> **WHAT THE EXERCISE ASKS**: Extract every line that includes the string "Trump".
— START RECORDS SHOWN —
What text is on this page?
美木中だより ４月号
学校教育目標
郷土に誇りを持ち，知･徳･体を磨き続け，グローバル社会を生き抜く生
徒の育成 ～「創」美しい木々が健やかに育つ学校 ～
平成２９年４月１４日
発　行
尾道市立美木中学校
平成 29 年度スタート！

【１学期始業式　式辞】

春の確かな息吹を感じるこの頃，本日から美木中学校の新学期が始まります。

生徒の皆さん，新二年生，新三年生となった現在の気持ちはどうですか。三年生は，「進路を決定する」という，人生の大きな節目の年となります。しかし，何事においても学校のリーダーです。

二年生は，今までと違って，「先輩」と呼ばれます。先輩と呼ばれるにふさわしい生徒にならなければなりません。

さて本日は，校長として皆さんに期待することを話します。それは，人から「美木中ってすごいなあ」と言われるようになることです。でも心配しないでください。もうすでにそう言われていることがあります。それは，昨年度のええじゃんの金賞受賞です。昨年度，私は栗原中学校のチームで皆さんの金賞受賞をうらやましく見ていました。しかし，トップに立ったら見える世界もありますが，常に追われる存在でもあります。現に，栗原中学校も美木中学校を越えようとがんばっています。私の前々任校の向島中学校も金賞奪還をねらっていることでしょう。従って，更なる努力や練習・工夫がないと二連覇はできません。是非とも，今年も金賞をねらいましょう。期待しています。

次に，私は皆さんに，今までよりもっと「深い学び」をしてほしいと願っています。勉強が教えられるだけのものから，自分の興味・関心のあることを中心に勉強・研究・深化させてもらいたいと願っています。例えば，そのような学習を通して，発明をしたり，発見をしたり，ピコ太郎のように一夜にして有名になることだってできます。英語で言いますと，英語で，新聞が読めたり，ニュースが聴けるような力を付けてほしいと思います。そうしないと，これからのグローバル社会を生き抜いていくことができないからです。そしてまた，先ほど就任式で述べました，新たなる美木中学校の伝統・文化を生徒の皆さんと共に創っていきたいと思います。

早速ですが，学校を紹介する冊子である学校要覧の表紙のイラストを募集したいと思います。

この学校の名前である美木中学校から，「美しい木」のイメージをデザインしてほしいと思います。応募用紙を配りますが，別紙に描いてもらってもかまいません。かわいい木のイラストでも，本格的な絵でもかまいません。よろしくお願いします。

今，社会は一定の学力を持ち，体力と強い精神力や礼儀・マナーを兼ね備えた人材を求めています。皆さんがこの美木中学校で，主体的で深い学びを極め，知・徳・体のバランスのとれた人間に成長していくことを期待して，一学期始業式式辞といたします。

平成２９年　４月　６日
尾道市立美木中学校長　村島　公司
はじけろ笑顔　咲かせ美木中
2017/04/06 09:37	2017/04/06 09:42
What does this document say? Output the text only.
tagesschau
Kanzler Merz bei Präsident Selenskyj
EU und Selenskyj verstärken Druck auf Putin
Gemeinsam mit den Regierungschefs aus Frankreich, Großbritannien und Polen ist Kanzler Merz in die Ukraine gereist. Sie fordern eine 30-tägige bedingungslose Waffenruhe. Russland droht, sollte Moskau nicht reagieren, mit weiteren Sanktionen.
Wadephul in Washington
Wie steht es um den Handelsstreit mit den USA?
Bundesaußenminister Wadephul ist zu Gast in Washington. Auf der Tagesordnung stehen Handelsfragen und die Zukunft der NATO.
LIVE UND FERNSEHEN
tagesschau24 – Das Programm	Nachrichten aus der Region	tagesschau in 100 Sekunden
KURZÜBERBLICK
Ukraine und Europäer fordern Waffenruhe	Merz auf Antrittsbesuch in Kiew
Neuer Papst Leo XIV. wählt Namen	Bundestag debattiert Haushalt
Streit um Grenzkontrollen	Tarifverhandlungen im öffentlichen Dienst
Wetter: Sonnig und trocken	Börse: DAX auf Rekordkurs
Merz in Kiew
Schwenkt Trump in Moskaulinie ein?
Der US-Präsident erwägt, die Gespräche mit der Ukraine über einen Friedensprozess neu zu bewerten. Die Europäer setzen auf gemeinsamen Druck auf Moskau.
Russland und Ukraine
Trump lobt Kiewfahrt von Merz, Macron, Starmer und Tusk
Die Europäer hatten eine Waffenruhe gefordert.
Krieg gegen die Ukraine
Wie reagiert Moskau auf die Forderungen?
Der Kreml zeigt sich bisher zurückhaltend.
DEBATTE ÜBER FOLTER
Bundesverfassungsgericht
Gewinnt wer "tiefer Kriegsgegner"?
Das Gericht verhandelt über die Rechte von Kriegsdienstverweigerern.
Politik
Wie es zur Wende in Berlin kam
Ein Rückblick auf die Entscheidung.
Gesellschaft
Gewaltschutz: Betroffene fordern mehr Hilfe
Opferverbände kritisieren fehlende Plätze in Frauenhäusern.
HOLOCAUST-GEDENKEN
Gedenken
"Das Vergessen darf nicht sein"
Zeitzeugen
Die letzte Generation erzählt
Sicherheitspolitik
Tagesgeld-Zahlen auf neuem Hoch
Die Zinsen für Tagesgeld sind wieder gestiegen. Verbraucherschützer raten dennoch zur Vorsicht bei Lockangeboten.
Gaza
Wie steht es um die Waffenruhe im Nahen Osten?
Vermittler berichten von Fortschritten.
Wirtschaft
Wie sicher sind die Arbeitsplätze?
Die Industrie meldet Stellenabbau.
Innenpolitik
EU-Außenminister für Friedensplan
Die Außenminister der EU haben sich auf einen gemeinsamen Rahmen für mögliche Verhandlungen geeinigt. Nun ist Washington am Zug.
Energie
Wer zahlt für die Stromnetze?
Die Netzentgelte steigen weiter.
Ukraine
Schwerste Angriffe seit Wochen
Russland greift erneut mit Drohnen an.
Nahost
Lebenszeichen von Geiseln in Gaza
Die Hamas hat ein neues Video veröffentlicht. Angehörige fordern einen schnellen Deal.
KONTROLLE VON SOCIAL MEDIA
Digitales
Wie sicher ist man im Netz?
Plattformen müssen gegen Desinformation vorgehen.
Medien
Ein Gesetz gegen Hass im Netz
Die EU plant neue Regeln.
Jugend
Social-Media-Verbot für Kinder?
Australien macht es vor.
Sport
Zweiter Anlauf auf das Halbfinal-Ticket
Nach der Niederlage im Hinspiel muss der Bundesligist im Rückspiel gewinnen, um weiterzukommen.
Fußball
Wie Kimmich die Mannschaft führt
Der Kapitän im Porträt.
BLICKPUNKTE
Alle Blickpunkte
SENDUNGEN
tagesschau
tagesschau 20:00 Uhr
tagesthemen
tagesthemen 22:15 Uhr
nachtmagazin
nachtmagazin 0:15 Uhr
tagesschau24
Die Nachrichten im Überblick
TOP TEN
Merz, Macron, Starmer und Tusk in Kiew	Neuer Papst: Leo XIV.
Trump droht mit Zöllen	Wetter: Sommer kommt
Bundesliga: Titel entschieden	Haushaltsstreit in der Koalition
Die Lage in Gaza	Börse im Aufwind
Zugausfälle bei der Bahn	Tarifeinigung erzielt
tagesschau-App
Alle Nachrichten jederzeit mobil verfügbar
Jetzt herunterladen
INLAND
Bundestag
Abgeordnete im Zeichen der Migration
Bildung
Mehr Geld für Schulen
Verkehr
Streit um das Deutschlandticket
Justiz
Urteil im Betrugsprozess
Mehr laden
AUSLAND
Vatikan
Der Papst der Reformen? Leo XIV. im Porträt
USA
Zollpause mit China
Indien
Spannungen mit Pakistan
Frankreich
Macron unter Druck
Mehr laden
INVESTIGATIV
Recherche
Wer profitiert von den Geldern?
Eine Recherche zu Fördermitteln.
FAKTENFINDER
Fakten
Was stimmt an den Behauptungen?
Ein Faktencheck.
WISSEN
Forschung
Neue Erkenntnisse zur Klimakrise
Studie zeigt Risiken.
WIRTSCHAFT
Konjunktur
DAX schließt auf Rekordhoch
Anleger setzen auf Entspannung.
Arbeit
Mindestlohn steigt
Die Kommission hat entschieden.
— END RECORDS SHOWN —
> **TASK OUTPUT**:
Schwenkt Trump in Moskaulinie ein?
Trump lobt Kiewfahrt von Merz, Macron, Starmer und Tusk
Trump droht mit Zöllen	Wetter: Sommer kommt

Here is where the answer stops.